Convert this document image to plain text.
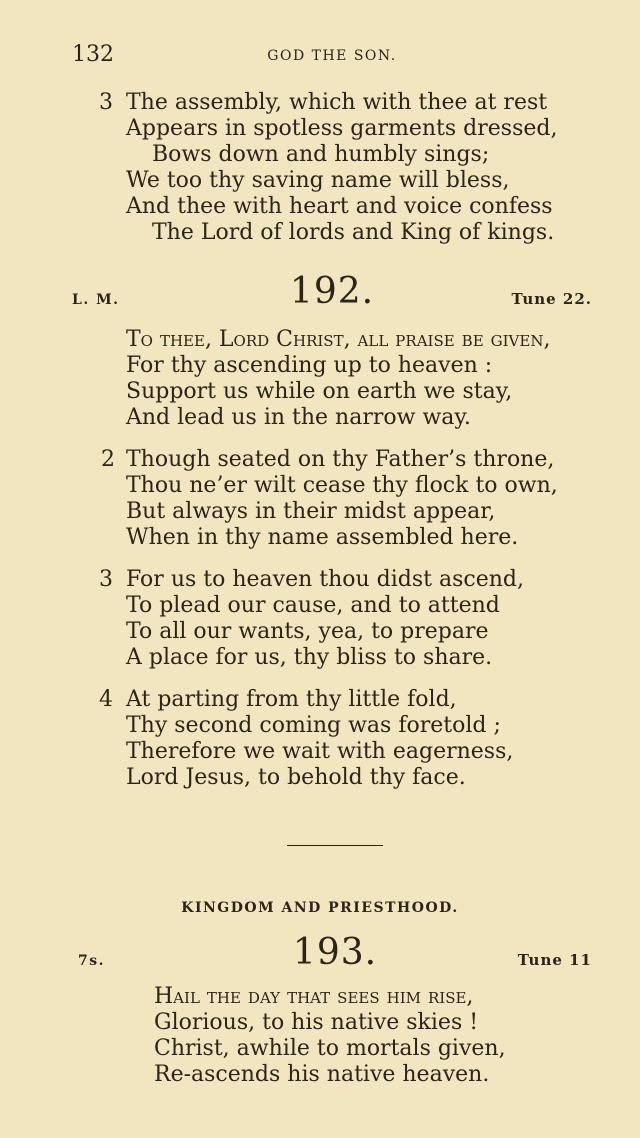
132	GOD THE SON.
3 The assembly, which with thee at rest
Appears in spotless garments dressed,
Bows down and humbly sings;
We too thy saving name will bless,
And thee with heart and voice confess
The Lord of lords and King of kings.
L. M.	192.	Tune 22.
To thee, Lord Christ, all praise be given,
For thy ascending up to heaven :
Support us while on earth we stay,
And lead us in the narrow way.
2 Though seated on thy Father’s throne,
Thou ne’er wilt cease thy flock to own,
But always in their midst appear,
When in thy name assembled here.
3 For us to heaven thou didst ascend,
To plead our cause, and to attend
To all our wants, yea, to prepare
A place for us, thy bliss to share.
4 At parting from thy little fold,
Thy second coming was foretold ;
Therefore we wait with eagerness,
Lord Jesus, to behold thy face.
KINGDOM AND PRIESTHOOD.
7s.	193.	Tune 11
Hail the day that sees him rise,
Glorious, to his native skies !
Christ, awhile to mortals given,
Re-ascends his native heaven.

----------------------------------------

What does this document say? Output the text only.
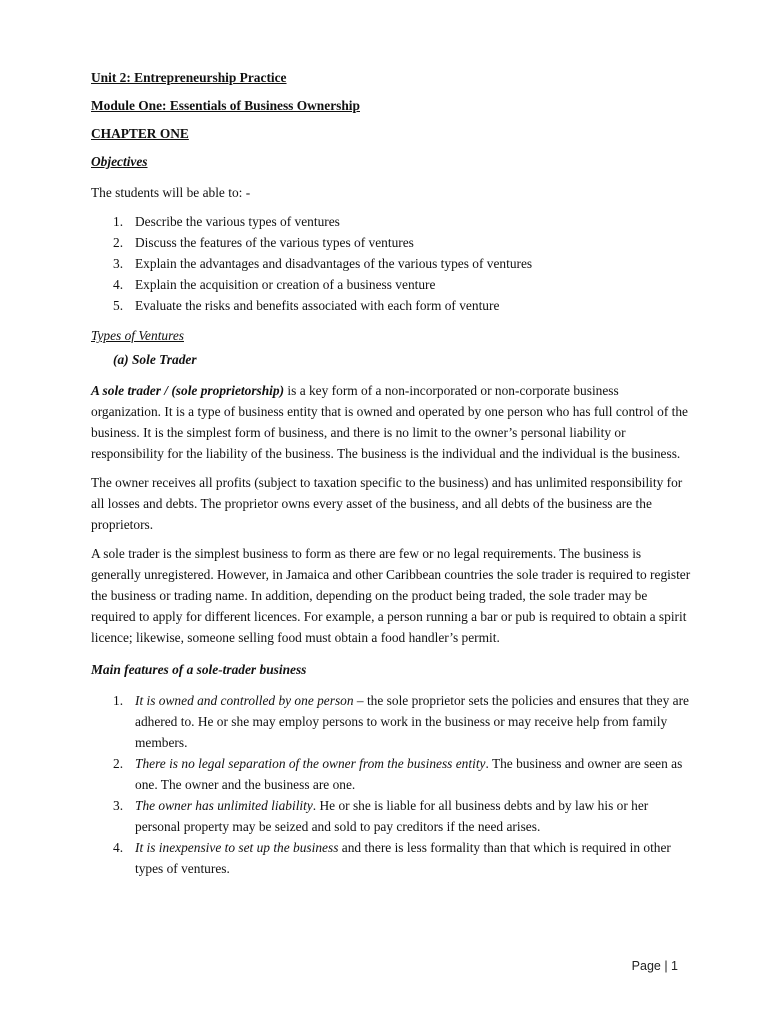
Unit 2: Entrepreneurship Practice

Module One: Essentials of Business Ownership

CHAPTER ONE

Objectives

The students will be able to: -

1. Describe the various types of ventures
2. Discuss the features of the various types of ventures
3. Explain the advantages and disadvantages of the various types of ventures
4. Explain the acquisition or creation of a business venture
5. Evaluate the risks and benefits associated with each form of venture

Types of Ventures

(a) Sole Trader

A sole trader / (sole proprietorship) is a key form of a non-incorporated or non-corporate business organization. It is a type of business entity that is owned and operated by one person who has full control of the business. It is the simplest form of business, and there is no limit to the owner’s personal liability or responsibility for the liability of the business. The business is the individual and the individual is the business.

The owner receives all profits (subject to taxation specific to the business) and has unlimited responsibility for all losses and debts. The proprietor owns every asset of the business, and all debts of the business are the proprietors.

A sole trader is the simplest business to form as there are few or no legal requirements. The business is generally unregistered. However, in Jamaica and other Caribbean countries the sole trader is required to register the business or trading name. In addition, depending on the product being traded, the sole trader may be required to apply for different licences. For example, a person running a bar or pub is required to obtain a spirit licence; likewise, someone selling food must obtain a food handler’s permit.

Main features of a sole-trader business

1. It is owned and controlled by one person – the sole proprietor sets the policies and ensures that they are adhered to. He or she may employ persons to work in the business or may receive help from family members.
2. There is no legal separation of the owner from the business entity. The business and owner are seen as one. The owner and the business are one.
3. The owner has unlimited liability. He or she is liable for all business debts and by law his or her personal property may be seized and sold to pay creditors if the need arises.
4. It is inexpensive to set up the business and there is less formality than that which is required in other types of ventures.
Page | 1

----------------------------------------

Written exercise:
Where a line contains "entity", copy that line.

Worked answer:
A sole trader / (sole proprietorship) is a key form of a non-incorporated or non-corporate business organization. It is a type of business entity that is owned and operated by one person who has full control of the business. It is the simplest form of business, and there is no limit to the owner’s personal liability or responsibility for the liability of the business. The business is the individual and the individual is the business.
2. There is no legal separation of the owner from the business entity. The business and owner are seen as one. The owner and the business are one.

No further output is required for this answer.